◆ **Data rows**:
┄┄┄┄┄┄

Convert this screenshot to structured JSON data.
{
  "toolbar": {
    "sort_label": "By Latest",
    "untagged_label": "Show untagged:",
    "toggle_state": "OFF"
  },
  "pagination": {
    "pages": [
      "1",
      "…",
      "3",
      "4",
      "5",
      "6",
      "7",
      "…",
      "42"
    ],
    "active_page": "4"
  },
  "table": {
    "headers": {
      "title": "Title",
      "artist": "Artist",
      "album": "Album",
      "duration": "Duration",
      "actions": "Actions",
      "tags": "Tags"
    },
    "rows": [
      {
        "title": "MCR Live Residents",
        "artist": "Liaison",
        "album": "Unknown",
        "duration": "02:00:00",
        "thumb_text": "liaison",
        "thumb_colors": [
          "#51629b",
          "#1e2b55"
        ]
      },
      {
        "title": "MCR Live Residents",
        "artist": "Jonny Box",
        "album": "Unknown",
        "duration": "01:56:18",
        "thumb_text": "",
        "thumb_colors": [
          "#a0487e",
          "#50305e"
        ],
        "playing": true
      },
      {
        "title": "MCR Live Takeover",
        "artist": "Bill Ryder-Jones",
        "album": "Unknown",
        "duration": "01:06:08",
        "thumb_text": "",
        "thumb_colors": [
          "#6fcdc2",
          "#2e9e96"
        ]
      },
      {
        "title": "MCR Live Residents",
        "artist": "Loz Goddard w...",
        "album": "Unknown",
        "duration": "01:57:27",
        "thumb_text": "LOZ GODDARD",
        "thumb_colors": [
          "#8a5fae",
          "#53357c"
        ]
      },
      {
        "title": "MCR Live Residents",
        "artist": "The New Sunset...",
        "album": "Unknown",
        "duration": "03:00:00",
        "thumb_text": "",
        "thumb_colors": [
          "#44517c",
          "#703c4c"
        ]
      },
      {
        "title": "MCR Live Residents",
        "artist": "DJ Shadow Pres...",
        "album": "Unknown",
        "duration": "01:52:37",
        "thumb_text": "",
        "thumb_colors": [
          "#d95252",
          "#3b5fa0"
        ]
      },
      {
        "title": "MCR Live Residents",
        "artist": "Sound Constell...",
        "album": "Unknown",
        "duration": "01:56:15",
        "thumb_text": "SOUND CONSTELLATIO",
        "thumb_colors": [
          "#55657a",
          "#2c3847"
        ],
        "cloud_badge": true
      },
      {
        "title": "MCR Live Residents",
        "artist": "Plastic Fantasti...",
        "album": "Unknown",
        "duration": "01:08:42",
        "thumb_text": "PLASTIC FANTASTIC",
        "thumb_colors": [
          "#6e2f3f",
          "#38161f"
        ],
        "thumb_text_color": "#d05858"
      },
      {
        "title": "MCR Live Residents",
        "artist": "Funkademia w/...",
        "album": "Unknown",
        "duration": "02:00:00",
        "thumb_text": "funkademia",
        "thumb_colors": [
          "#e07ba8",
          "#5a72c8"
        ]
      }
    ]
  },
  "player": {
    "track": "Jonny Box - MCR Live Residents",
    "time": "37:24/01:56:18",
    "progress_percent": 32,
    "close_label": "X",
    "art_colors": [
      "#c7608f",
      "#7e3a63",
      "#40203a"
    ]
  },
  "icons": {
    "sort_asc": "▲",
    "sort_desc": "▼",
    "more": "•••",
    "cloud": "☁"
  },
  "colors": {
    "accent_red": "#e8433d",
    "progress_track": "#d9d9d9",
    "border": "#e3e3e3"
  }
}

┄┄┄┄┄┄

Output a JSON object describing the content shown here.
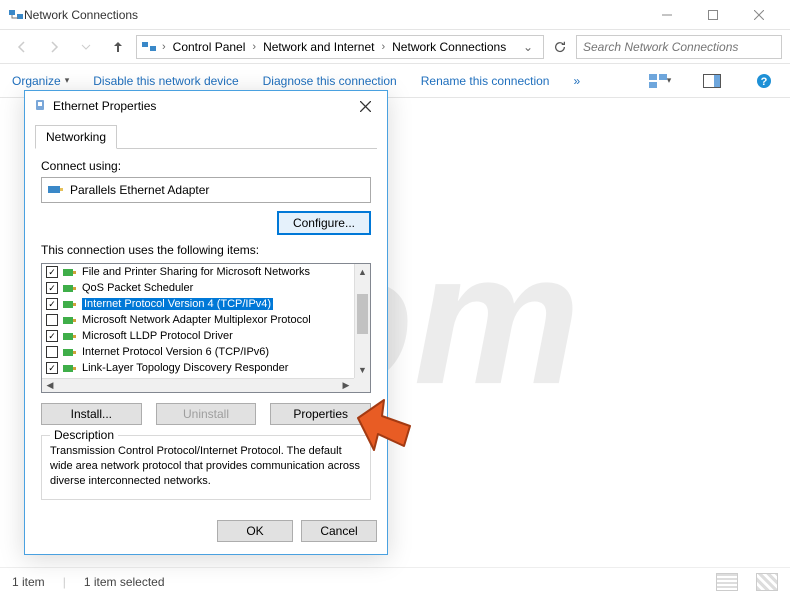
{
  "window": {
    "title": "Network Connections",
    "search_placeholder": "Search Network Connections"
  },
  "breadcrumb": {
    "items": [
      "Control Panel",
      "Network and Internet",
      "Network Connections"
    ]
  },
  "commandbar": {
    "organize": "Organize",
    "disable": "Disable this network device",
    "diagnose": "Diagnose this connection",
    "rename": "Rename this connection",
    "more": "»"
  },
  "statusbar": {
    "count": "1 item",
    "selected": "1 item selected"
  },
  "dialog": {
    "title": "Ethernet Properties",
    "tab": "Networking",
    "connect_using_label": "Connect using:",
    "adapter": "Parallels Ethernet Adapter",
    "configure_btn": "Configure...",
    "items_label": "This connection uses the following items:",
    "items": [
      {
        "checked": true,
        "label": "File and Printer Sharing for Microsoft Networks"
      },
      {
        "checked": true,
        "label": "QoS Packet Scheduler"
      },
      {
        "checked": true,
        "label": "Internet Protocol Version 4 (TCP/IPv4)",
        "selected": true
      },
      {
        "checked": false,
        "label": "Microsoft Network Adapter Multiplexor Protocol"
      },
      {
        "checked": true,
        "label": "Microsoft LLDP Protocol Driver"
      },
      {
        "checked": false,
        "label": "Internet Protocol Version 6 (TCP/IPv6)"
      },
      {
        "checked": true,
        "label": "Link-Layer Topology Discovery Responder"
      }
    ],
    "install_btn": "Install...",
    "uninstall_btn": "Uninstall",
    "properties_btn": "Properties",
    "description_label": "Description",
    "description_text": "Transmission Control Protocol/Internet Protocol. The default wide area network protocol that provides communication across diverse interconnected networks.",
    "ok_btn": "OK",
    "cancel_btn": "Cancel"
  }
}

┄┄┄┄┄┄

Collect each line containing the string "Adapter".

    "adapter": "Parallels Ethernet Adapter",
        "label": "Microsoft Network Adapter Multiplexor Protocol"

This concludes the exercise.